Reproduce the data below line for line, changing nothing.
***** DATA SUPPLIED
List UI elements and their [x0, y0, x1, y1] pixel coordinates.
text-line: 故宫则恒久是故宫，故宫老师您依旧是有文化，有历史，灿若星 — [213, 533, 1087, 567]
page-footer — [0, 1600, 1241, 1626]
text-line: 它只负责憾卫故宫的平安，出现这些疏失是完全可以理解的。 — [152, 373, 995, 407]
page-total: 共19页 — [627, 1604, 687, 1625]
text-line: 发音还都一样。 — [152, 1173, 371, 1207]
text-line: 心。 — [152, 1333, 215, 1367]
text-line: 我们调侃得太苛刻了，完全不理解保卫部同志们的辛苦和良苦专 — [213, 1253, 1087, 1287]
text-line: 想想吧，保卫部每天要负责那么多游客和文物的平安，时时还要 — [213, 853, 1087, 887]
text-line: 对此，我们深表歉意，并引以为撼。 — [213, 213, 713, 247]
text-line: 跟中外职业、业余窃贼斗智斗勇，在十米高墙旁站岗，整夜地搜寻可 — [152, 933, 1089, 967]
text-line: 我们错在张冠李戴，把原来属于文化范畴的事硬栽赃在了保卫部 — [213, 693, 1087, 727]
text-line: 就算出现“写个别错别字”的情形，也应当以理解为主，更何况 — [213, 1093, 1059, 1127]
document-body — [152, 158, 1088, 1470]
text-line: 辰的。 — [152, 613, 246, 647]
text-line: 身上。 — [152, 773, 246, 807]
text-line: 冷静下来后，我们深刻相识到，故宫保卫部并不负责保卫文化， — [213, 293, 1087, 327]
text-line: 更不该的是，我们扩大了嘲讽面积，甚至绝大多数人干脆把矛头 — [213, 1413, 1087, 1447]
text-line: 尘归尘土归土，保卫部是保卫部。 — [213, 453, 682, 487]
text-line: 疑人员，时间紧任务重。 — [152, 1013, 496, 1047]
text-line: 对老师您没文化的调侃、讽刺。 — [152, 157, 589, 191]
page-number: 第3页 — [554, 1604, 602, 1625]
**********
▸ **REPLY TO THE TASK**:
List UI elements and their [x0, y0, x1, y1] pixel coordinates.
text-line: 故宫则恒久是故宫，故宫老师您依旧是有文化，有历史，灿若星 — [213, 533, 1087, 567]
page-footer — [0, 1600, 1241, 1626]
text-line: 它只负责憾卫故宫的平安，出现这些疏失是完全可以理解的。 — [152, 373, 995, 407]
page-total: 共19页 — [627, 1604, 687, 1625]
text-line: 发音还都一样。 — [152, 1173, 371, 1207]
text-line: 心。 — [152, 1333, 215, 1367]
text-line: 我们调侃得太苛刻了，完全不理解保卫部同志们的辛苦和良苦专 — [213, 1253, 1087, 1287]
text-line: 想想吧，保卫部每天要负责那么多游客和文物的平安，时时还要 — [213, 853, 1087, 887]
text-line: 对此，我们深表歉意，并引以为撼。 — [213, 213, 713, 247]
text-line: 跟中外职业、业余窃贼斗智斗勇，在十米高墙旁站岗，整夜地搜寻可 — [152, 933, 1089, 967]
text-line: 我们错在张冠李戴，把原来属于文化范畴的事硬栽赃在了保卫部 — [213, 693, 1087, 727]
text-line: 就算出现“写个别错别字”的情形，也应当以理解为主，更何况 — [213, 1093, 1059, 1127]
document-body — [152, 158, 1088, 1470]
text-line: 辰的。 — [152, 613, 246, 647]
text-line: 身上。 — [152, 773, 246, 807]
text-line: 冷静下来后，我们深刻相识到，故宫保卫部并不负责保卫文化， — [213, 293, 1087, 327]
text-line: 更不该的是，我们扩大了嘲讽面积，甚至绝大多数人干脆把矛头 — [213, 1413, 1087, 1447]
text-line: 尘归尘土归土，保卫部是保卫部。 — [213, 453, 682, 487]
text-line: 疑人员，时间紧任务重。 — [152, 1013, 496, 1047]
text-line: 对老师您没文化的调侃、讽刺。 — [152, 157, 589, 191]
page-number: 第3页 — [554, 1604, 602, 1625]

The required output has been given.